*Input for this task*.
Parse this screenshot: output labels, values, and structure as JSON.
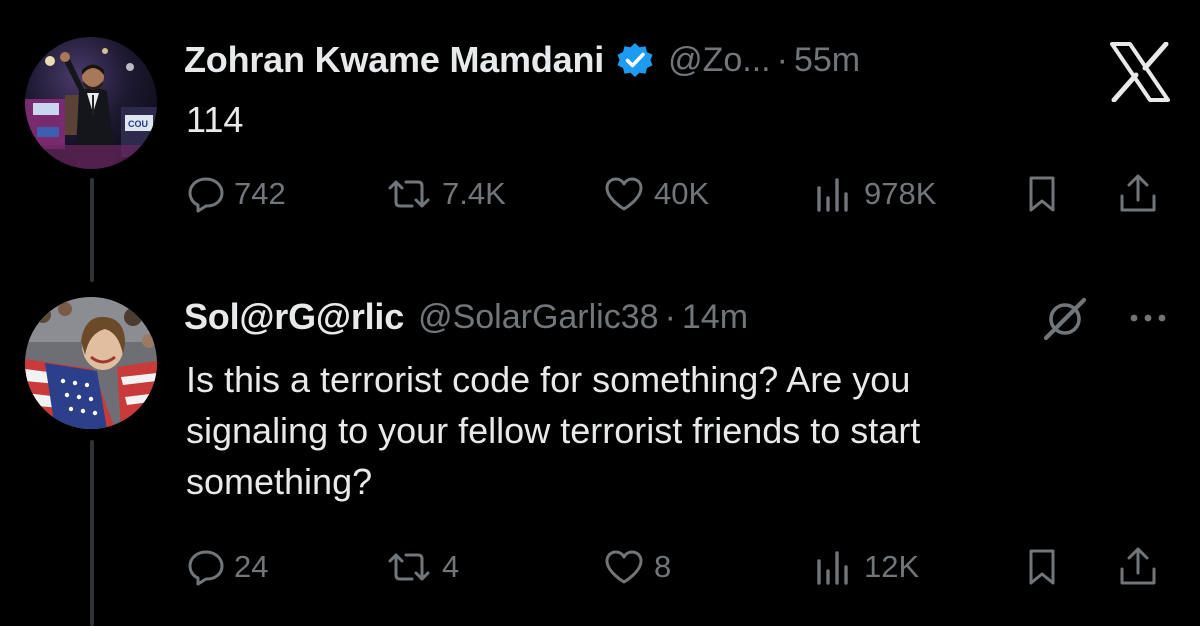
{
  "colors": {
    "background": "#000000",
    "primary_text": "#e7e9ea",
    "secondary_text": "#71767b",
    "verified_badge": "#1d9bf0",
    "thread_line": "#2f3336"
  },
  "brand_icon": "x-logo",
  "tweets": [
    {
      "author_name": "Zohran Kwame Mamdani",
      "verified": true,
      "handle": "@Zo...",
      "separator": "·",
      "time": "55m",
      "text_lines": [
        "114"
      ],
      "actions": {
        "replies": "742",
        "retweets": "7.4K",
        "likes": "40K",
        "views": "978K"
      }
    },
    {
      "author_name": "Sol@rG@rlic",
      "verified": false,
      "handle": "@SolarGarlic38",
      "separator": "·",
      "time": "14m",
      "text_lines": [
        "Is this a terrorist code for something? Are you",
        "signaling to your fellow terrorist friends to start",
        "something?"
      ],
      "actions": {
        "replies": "24",
        "retweets": "4",
        "likes": "8",
        "views": "12K"
      }
    }
  ]
}
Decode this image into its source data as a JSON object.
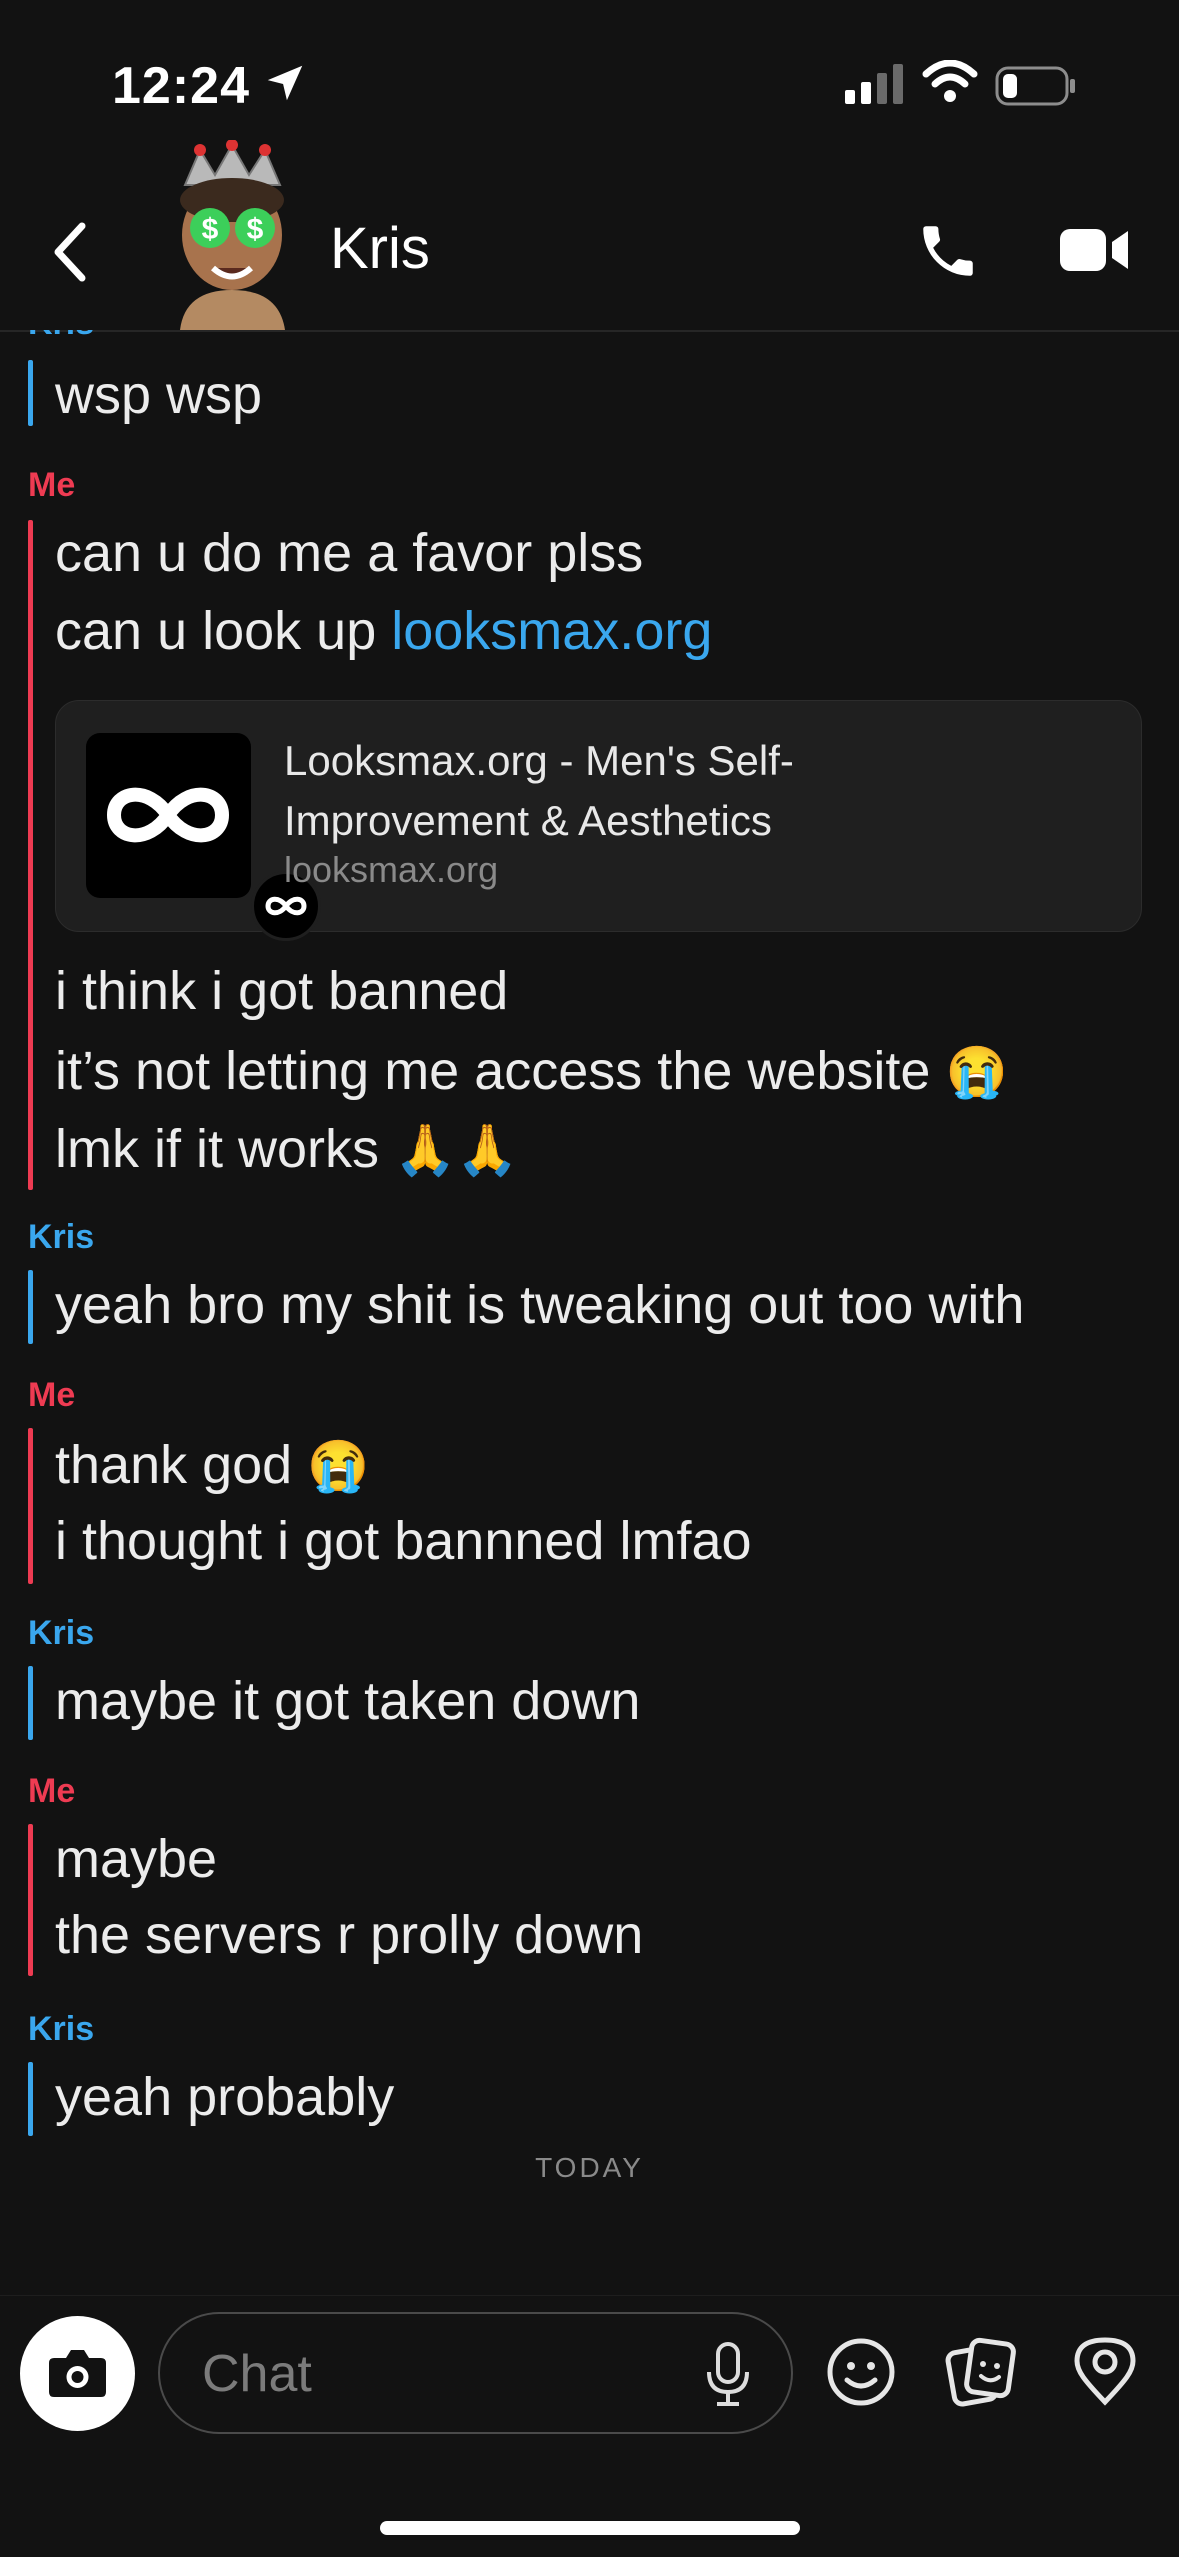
{
  "status_bar": {
    "time": "12:24"
  },
  "header": {
    "contact_name": "Kris"
  },
  "messages": [
    {
      "sender": "Kris",
      "lines": [
        "wsp wsp"
      ]
    },
    {
      "sender": "Me",
      "lines": [
        "can u do me a favor plss"
      ],
      "line2_prefix": "can u look up ",
      "line2_link": "looksmax.org",
      "link_card": {
        "title": "Looksmax.org - Men's Self-Improvement & Aesthetics",
        "url": "looksmax.org"
      },
      "after_lines": [
        "i think i got banned",
        "it’s not letting me access the website",
        "lmk if it works"
      ],
      "emojis": {
        "crying": "😭",
        "pray": "🙏🙏"
      }
    },
    {
      "sender": "Kris",
      "lines": [
        "yeah bro my shit is tweaking out too with"
      ]
    },
    {
      "sender": "Me",
      "lines": [
        "thank god",
        "i thought i got bannned lmfao"
      ]
    },
    {
      "sender": "Kris",
      "lines": [
        "maybe it got taken down"
      ]
    },
    {
      "sender": "Me",
      "lines": [
        "maybe",
        "the servers r prolly down"
      ]
    },
    {
      "sender": "Kris",
      "lines": [
        "yeah probably"
      ]
    }
  ],
  "labels": {
    "kris": "Kris",
    "me": "Me",
    "today": "TODAY"
  },
  "composer": {
    "placeholder": "Chat"
  },
  "icons": [
    "location-arrow-icon",
    "signal-icon",
    "wifi-icon",
    "battery-icon",
    "back-icon",
    "phone-icon",
    "video-icon",
    "camera-icon",
    "mic-icon",
    "smiley-icon",
    "sticker-icon",
    "location-pin-icon"
  ],
  "colors": {
    "kris": "#3aa7ee",
    "me": "#ee3b52",
    "link": "#3aa7ee",
    "background": "#121212"
  }
}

*Written task*. Reproduce the records verbatim, omitting all images they contain.

*Answer to this task*.
Parse this screenshot: output labels, values, and structure as JSON.
{
  "colors": {
    "background": "#000000",
    "primary_text": "#e7e9ea",
    "secondary_text": "#71767b",
    "verified_badge": "#1d9bf0",
    "thread_line": "#2f3336"
  },
  "brand_icon": "x-logo",
  "tweets": [
    {
      "author_name": "Zohran Kwame Mamdani",
      "verified": true,
      "handle": "@Zo...",
      "separator": "·",
      "time": "55m",
      "text_lines": [
        "114"
      ],
      "actions": {
        "replies": "742",
        "retweets": "7.4K",
        "likes": "40K",
        "views": "978K"
      }
    },
    {
      "author_name": "Sol@rG@rlic",
      "verified": false,
      "handle": "@SolarGarlic38",
      "separator": "·",
      "time": "14m",
      "text_lines": [
        "Is this a terrorist code for something? Are you",
        "signaling to your fellow terrorist friends to start",
        "something?"
      ],
      "actions": {
        "replies": "24",
        "retweets": "4",
        "likes": "8",
        "views": "12K"
      }
    }
  ]
}
Decode this image into its source data as a JSON object.
{
  "status_bar": {
    "time": "12:24"
  },
  "header": {
    "contact_name": "Kris"
  },
  "messages": [
    {
      "sender": "Kris",
      "lines": [
        "wsp wsp"
      ]
    },
    {
      "sender": "Me",
      "lines": [
        "can u do me a favor plss"
      ],
      "line2_prefix": "can u look up ",
      "line2_link": "looksmax.org",
      "link_card": {
        "title": "Looksmax.org - Men's Self-Improvement & Aesthetics",
        "url": "looksmax.org"
      },
      "after_lines": [
        "i think i got banned",
        "it’s not letting me access the website",
        "lmk if it works"
      ],
      "emojis": {
        "crying": "😭",
        "pray": "🙏🙏"
      }
    },
    {
      "sender": "Kris",
      "lines": [
        "yeah bro my shit is tweaking out too with"
      ]
    },
    {
      "sender": "Me",
      "lines": [
        "thank god",
        "i thought i got bannned lmfao"
      ]
    },
    {
      "sender": "Kris",
      "lines": [
        "maybe it got taken down"
      ]
    },
    {
      "sender": "Me",
      "lines": [
        "maybe",
        "the servers r prolly down"
      ]
    },
    {
      "sender": "Kris",
      "lines": [
        "yeah probably"
      ]
    }
  ],
  "labels": {
    "kris": "Kris",
    "me": "Me",
    "today": "TODAY"
  },
  "composer": {
    "placeholder": "Chat"
  },
  "icons": [
    "location-arrow-icon",
    "signal-icon",
    "wifi-icon",
    "battery-icon",
    "back-icon",
    "phone-icon",
    "video-icon",
    "camera-icon",
    "mic-icon",
    "smiley-icon",
    "sticker-icon",
    "location-pin-icon"
  ],
  "colors": {
    "kris": "#3aa7ee",
    "me": "#ee3b52",
    "link": "#3aa7ee",
    "background": "#121212"
  }
}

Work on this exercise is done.